DATA TO USE:
******************************
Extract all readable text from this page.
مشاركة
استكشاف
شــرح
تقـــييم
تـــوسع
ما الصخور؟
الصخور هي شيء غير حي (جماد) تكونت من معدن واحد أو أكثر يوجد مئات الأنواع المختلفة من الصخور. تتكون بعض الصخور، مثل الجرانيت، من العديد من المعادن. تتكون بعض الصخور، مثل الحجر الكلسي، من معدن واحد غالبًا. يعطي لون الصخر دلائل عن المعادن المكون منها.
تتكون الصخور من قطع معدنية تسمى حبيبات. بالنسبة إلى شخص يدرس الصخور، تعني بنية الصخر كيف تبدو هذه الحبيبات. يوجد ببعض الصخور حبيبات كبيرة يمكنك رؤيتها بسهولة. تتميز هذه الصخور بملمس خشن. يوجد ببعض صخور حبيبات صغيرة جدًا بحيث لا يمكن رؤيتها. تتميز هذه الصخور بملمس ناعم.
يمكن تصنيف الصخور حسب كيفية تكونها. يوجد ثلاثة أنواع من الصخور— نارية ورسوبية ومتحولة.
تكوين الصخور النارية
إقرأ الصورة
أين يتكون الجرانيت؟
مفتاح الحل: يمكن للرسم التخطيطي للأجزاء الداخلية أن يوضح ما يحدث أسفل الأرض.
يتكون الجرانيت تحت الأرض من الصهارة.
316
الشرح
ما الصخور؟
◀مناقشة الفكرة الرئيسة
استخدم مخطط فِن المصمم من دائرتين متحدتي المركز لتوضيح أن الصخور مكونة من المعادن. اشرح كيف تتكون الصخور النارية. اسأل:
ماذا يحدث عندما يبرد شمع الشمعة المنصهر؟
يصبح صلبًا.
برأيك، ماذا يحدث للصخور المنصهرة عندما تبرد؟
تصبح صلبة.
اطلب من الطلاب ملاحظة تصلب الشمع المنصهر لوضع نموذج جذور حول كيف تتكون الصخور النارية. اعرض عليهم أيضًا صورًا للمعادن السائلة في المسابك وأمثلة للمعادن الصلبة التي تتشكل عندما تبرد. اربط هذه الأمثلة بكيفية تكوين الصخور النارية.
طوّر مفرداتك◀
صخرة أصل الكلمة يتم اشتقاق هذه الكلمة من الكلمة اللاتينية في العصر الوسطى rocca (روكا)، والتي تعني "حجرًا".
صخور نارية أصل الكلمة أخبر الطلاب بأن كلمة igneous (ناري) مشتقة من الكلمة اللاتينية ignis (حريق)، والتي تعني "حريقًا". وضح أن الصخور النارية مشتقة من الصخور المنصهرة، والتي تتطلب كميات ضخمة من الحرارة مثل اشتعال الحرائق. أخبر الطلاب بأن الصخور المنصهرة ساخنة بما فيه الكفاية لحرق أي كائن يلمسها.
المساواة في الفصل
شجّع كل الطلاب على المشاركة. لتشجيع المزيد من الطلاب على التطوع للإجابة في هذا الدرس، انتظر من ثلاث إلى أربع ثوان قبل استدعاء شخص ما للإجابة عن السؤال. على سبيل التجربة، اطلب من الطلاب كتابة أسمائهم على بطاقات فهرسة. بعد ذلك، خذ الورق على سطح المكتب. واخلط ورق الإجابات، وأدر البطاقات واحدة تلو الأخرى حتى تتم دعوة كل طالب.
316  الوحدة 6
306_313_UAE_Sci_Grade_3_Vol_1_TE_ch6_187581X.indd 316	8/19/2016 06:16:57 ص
******************************
WHAT THE TASK ASKS:
Output every line above without altering anything.

CORRECT RESPONSE:
Extract all readable text from this page.
مشاركة
استكشاف
شــرح
تقـــييم
تـــوسع
ما الصخور؟
الصخور هي شيء غير حي (جماد) تكونت من معدن واحد أو أكثر يوجد مئات الأنواع المختلفة من الصخور. تتكون بعض الصخور، مثل الجرانيت، من العديد من المعادن. تتكون بعض الصخور، مثل الحجر الكلسي، من معدن واحد غالبًا. يعطي لون الصخر دلائل عن المعادن المكون منها.
تتكون الصخور من قطع معدنية تسمى حبيبات. بالنسبة إلى شخص يدرس الصخور، تعني بنية الصخر كيف تبدو هذه الحبيبات. يوجد ببعض الصخور حبيبات كبيرة يمكنك رؤيتها بسهولة. تتميز هذه الصخور بملمس خشن. يوجد ببعض صخور حبيبات صغيرة جدًا بحيث لا يمكن رؤيتها. تتميز هذه الصخور بملمس ناعم.
يمكن تصنيف الصخور حسب كيفية تكونها. يوجد ثلاثة أنواع من الصخور— نارية ورسوبية ومتحولة.
تكوين الصخور النارية
إقرأ الصورة
أين يتكون الجرانيت؟
مفتاح الحل: يمكن للرسم التخطيطي للأجزاء الداخلية أن يوضح ما يحدث أسفل الأرض.
يتكون الجرانيت تحت الأرض من الصهارة.
316
الشرح
ما الصخور؟
◀مناقشة الفكرة الرئيسة
استخدم مخطط فِن المصمم من دائرتين متحدتي المركز لتوضيح أن الصخور مكونة من المعادن. اشرح كيف تتكون الصخور النارية. اسأل:
ماذا يحدث عندما يبرد شمع الشمعة المنصهر؟
يصبح صلبًا.
برأيك، ماذا يحدث للصخور المنصهرة عندما تبرد؟
تصبح صلبة.
اطلب من الطلاب ملاحظة تصلب الشمع المنصهر لوضع نموذج جذور حول كيف تتكون الصخور النارية. اعرض عليهم أيضًا صورًا للمعادن السائلة في المسابك وأمثلة للمعادن الصلبة التي تتشكل عندما تبرد. اربط هذه الأمثلة بكيفية تكوين الصخور النارية.
طوّر مفرداتك◀
صخرة أصل الكلمة يتم اشتقاق هذه الكلمة من الكلمة اللاتينية في العصر الوسطى rocca (روكا)، والتي تعني "حجرًا".
صخور نارية أصل الكلمة أخبر الطلاب بأن كلمة igneous (ناري) مشتقة من الكلمة اللاتينية ignis (حريق)، والتي تعني "حريقًا". وضح أن الصخور النارية مشتقة من الصخور المنصهرة، والتي تتطلب كميات ضخمة من الحرارة مثل اشتعال الحرائق. أخبر الطلاب بأن الصخور المنصهرة ساخنة بما فيه الكفاية لحرق أي كائن يلمسها.
المساواة في الفصل
شجّع كل الطلاب على المشاركة. لتشجيع المزيد من الطلاب على التطوع للإجابة في هذا الدرس، انتظر من ثلاث إلى أربع ثوان قبل استدعاء شخص ما للإجابة عن السؤال. على سبيل التجربة، اطلب من الطلاب كتابة أسمائهم على بطاقات فهرسة. بعد ذلك، خذ الورق على سطح المكتب. واخلط ورق الإجابات، وأدر البطاقات واحدة تلو الأخرى حتى تتم دعوة كل طالب.
316  الوحدة 6
306_313_UAE_Sci_Grade_3_Vol_1_TE_ch6_187581X.indd 316	8/19/2016 06:16:57 ص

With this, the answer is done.